Restate the full set of records exactly, word for word.

(begin)

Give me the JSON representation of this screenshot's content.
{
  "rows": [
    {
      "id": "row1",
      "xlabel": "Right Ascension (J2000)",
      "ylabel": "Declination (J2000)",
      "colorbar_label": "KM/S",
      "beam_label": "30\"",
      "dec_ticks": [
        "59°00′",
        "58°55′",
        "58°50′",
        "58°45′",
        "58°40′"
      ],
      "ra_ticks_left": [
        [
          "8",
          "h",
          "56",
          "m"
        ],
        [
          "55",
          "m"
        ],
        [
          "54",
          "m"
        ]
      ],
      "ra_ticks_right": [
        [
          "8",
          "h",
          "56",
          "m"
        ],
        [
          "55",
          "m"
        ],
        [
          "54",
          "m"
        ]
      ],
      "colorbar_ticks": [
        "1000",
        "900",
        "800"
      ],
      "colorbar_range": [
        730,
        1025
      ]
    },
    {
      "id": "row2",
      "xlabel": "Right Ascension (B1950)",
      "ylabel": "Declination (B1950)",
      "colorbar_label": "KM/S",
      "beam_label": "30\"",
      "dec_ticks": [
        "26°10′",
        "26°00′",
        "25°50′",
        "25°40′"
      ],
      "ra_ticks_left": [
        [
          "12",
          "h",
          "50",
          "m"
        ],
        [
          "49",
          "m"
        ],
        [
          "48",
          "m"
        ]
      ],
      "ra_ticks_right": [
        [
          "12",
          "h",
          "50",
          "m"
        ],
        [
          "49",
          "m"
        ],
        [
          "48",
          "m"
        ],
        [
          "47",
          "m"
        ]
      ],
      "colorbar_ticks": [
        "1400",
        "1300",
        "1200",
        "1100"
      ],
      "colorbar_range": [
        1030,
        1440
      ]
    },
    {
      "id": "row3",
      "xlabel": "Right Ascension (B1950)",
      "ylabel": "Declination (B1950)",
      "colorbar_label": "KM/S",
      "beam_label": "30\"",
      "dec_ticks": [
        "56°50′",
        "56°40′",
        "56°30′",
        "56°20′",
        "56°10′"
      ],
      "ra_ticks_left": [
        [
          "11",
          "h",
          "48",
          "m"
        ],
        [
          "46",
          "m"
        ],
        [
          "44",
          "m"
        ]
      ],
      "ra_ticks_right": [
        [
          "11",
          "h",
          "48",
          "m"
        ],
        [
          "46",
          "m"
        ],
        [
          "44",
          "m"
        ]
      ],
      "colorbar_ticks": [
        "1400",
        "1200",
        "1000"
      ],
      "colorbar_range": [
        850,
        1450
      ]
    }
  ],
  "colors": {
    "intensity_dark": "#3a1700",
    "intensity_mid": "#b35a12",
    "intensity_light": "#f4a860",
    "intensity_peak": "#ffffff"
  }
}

(end)

▶ THE REPLY:
Give me the JSON representation of this screenshot's content.
{
  "rows": [
    {
      "id": "row1",
      "xlabel": "Right Ascension (J2000)",
      "ylabel": "Declination (J2000)",
      "colorbar_label": "KM/S",
      "beam_label": "30\"",
      "dec_ticks": [
        "59°00′",
        "58°55′",
        "58°50′",
        "58°45′",
        "58°40′"
      ],
      "ra_ticks_left": [
        [
          "8",
          "h",
          "56",
          "m"
        ],
        [
          "55",
          "m"
        ],
        [
          "54",
          "m"
        ]
      ],
      "ra_ticks_right": [
        [
          "8",
          "h",
          "56",
          "m"
        ],
        [
          "55",
          "m"
        ],
        [
          "54",
          "m"
        ]
      ],
      "colorbar_ticks": [
        "1000",
        "900",
        "800"
      ],
      "colorbar_range": [
        730,
        1025
      ]
    },
    {
      "id": "row2",
      "xlabel": "Right Ascension (B1950)",
      "ylabel": "Declination (B1950)",
      "colorbar_label": "KM/S",
      "beam_label": "30\"",
      "dec_ticks": [
        "26°10′",
        "26°00′",
        "25°50′",
        "25°40′"
      ],
      "ra_ticks_left": [
        [
          "12",
          "h",
          "50",
          "m"
        ],
        [
          "49",
          "m"
        ],
        [
          "48",
          "m"
        ]
      ],
      "ra_ticks_right": [
        [
          "12",
          "h",
          "50",
          "m"
        ],
        [
          "49",
          "m"
        ],
        [
          "48",
          "m"
        ],
        [
          "47",
          "m"
        ]
      ],
      "colorbar_ticks": [
        "1400",
        "1300",
        "1200",
        "1100"
      ],
      "colorbar_range": [
        1030,
        1440
      ]
    },
    {
      "id": "row3",
      "xlabel": "Right Ascension (B1950)",
      "ylabel": "Declination (B1950)",
      "colorbar_label": "KM/S",
      "beam_label": "30\"",
      "dec_ticks": [
        "56°50′",
        "56°40′",
        "56°30′",
        "56°20′",
        "56°10′"
      ],
      "ra_ticks_left": [
        [
          "11",
          "h",
          "48",
          "m"
        ],
        [
          "46",
          "m"
        ],
        [
          "44",
          "m"
        ]
      ],
      "ra_ticks_right": [
        [
          "11",
          "h",
          "48",
          "m"
        ],
        [
          "46",
          "m"
        ],
        [
          "44",
          "m"
        ]
      ],
      "colorbar_ticks": [
        "1400",
        "1200",
        "1000"
      ],
      "colorbar_range": [
        850,
        1450
      ]
    }
  ],
  "colors": {
    "intensity_dark": "#3a1700",
    "intensity_mid": "#b35a12",
    "intensity_light": "#f4a860",
    "intensity_peak": "#ffffff"
  }
}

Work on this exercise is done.